-- begin Input records --

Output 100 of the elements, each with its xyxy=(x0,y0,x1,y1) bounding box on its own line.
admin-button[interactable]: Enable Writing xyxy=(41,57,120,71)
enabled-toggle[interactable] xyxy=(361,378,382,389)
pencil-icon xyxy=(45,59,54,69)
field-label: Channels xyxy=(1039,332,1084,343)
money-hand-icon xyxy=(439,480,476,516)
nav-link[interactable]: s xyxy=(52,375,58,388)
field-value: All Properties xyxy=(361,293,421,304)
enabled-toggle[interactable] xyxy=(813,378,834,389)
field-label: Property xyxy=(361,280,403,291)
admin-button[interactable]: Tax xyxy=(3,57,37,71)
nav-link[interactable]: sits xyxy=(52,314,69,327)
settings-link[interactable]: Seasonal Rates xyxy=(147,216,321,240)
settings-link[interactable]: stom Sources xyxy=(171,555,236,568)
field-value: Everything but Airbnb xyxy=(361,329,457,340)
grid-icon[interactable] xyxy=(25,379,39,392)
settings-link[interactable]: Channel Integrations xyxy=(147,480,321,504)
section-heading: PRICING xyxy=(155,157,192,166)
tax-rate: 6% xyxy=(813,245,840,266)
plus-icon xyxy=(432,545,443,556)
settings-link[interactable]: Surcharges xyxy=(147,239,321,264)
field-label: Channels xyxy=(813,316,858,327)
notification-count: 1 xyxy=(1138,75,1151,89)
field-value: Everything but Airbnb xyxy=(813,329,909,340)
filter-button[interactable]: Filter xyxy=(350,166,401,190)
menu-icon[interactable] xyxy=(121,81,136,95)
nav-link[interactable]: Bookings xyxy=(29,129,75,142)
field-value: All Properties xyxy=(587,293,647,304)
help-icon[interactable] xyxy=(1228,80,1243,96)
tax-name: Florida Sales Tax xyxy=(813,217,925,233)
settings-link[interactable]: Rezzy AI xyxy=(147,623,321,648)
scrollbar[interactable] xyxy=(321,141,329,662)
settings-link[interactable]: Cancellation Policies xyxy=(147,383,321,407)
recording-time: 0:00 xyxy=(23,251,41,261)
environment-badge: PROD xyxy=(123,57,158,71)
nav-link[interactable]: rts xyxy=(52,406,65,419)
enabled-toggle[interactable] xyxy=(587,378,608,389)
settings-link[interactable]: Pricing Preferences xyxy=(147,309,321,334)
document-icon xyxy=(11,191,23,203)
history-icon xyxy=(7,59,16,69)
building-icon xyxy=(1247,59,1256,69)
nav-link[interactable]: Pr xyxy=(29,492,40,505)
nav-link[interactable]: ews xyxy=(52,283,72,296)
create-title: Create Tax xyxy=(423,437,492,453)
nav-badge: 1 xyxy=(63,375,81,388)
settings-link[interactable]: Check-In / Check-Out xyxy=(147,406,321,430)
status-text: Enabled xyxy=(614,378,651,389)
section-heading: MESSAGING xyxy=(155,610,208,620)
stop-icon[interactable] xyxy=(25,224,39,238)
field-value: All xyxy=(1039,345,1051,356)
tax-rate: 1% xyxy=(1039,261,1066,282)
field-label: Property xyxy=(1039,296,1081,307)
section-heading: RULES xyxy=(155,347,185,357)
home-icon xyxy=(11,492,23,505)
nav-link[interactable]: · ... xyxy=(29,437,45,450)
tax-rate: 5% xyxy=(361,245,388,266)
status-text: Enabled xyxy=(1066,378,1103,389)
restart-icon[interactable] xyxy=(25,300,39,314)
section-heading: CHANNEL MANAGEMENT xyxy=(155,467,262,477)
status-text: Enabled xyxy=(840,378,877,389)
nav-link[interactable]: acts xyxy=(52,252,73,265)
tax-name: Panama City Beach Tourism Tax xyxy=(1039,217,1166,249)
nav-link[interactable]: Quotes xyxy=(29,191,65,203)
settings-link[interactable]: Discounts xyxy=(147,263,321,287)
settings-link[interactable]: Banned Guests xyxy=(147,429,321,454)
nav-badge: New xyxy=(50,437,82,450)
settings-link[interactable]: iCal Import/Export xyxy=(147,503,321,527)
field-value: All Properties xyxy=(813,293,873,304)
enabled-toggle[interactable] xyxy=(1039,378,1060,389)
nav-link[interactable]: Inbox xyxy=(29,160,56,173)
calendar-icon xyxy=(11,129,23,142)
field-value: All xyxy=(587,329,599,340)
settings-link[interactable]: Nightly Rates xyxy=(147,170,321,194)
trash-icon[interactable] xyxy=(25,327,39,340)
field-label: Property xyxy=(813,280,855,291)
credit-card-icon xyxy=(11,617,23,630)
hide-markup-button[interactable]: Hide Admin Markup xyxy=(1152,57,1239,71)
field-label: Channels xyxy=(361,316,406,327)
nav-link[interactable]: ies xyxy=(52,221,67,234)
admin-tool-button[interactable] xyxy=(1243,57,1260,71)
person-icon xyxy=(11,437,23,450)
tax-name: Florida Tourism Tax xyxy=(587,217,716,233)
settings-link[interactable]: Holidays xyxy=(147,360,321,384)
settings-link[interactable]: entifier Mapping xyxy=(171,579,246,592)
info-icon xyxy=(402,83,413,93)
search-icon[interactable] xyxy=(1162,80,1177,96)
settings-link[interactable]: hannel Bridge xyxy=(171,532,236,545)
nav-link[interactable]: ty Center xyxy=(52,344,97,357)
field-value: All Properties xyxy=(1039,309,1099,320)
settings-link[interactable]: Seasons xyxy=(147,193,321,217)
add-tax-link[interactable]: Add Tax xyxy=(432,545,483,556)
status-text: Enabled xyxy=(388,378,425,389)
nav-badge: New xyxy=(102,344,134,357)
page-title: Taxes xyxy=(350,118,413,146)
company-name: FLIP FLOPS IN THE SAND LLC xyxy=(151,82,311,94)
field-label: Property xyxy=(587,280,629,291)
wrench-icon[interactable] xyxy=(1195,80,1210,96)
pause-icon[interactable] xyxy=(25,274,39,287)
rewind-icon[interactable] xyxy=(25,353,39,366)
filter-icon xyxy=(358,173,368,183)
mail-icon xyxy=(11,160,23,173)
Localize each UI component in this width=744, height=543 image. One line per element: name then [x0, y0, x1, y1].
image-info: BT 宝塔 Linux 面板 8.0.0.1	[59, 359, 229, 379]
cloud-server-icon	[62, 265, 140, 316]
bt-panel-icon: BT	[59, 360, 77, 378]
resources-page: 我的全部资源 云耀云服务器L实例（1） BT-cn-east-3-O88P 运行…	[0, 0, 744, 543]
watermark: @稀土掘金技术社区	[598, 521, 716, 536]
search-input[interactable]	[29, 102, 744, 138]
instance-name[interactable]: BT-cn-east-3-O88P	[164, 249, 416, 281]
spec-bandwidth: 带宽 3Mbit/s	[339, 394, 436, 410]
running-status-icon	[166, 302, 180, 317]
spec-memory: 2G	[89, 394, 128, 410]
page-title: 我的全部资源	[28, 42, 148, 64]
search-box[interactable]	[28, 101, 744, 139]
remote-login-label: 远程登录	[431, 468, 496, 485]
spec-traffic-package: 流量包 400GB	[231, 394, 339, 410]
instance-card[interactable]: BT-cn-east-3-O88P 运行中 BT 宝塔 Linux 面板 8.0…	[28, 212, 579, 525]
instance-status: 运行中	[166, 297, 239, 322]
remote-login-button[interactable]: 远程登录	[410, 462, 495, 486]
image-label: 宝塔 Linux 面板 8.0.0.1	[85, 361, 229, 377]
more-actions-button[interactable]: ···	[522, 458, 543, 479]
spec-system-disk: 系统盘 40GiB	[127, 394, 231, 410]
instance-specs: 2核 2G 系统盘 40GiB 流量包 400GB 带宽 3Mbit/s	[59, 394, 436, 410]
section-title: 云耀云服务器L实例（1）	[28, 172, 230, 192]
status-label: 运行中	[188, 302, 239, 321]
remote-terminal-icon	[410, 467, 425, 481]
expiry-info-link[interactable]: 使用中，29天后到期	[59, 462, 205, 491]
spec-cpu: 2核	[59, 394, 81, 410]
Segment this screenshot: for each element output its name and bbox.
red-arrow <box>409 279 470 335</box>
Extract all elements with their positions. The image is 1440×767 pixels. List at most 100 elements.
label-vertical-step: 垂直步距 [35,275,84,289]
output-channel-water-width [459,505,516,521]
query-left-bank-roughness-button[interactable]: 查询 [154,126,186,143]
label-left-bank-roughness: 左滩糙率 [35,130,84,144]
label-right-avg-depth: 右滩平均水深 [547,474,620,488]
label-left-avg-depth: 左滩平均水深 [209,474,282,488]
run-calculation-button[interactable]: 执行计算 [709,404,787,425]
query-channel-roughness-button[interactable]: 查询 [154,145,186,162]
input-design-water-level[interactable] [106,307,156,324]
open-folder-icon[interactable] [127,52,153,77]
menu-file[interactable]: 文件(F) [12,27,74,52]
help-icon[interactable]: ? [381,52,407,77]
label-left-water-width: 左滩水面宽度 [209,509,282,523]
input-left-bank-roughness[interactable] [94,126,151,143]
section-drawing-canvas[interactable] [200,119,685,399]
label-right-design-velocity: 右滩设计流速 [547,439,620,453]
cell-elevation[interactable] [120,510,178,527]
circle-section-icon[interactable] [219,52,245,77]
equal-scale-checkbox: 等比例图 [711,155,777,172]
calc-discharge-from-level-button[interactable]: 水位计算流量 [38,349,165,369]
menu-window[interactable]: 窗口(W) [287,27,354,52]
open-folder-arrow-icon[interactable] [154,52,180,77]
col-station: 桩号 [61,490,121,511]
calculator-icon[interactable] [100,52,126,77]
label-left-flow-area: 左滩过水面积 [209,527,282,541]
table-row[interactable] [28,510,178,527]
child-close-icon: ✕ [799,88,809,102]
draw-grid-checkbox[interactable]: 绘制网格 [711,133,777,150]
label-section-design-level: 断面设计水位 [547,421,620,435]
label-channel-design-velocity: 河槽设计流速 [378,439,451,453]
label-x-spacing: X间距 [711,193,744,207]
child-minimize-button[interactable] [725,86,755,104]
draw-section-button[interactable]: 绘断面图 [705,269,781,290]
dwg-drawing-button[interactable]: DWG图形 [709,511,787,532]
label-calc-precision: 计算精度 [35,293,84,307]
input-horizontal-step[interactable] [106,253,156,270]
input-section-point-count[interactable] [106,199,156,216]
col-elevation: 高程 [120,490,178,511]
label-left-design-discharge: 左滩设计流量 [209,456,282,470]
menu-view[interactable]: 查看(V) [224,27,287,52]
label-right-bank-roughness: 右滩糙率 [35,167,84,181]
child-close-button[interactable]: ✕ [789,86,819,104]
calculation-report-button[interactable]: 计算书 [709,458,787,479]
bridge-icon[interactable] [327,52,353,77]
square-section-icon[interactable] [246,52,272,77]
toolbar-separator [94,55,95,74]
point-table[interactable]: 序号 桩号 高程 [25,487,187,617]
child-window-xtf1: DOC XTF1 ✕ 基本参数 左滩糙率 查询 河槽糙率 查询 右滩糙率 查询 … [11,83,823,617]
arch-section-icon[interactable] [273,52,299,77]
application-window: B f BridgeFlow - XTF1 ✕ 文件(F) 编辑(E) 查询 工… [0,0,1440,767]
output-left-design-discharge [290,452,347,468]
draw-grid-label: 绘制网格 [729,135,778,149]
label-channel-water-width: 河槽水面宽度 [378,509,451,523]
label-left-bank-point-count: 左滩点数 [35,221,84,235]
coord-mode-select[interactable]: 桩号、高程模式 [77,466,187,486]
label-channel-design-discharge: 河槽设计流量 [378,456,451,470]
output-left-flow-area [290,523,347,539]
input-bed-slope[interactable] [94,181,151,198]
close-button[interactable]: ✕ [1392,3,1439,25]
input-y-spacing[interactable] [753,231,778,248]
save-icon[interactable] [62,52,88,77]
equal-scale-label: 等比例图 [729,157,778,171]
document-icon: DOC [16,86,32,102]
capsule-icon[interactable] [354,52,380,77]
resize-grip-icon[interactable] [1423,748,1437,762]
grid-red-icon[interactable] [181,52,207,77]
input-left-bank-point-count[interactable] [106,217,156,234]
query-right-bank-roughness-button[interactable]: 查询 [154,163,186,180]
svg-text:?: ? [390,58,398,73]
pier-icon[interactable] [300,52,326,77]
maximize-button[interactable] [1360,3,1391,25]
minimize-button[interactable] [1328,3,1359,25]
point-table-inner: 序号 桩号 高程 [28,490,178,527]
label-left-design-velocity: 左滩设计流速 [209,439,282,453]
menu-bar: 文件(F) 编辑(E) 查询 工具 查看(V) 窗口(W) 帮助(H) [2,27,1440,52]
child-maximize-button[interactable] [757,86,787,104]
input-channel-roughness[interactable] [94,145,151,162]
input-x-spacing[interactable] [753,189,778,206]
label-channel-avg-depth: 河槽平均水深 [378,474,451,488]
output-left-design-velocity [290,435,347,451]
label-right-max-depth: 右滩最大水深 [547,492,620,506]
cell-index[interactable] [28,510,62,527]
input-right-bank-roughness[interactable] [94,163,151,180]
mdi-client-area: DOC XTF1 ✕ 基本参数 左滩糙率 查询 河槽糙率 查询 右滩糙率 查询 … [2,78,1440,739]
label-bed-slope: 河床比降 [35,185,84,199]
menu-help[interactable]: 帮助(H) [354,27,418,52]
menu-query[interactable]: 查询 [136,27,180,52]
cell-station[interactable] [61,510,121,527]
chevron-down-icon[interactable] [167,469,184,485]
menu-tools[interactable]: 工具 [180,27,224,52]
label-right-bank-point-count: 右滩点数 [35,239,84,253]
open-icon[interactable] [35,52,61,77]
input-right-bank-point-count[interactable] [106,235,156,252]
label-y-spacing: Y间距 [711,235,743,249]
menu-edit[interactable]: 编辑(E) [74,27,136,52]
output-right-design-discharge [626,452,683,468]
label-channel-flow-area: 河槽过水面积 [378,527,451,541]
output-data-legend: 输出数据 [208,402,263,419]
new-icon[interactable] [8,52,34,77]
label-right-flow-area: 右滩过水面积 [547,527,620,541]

-- end Input records --

### Aim
Quote the material from its first line up to and including the line that contains "section-heading: PRICING xyxy=(155,157,192,166)", keeping every line exactly the same.

### Task output
Output 100 of the elements, each with its xyxy=(x0,y0,x1,y1) bounding box on its own line.
admin-button[interactable]: Enable Writing xyxy=(41,57,120,71)
enabled-toggle[interactable] xyxy=(361,378,382,389)
pencil-icon xyxy=(45,59,54,69)
field-label: Channels xyxy=(1039,332,1084,343)
money-hand-icon xyxy=(439,480,476,516)
nav-link[interactable]: s xyxy=(52,375,58,388)
field-value: All Properties xyxy=(361,293,421,304)
enabled-toggle[interactable] xyxy=(813,378,834,389)
field-label: Property xyxy=(361,280,403,291)
admin-button[interactable]: Tax xyxy=(3,57,37,71)
nav-link[interactable]: sits xyxy=(52,314,69,327)
settings-link[interactable]: Seasonal Rates xyxy=(147,216,321,240)
settings-link[interactable]: stom Sources xyxy=(171,555,236,568)
field-value: Everything but Airbnb xyxy=(361,329,457,340)
grid-icon[interactable] xyxy=(25,379,39,392)
settings-link[interactable]: Channel Integrations xyxy=(147,480,321,504)
section-heading: PRICING xyxy=(155,157,192,166)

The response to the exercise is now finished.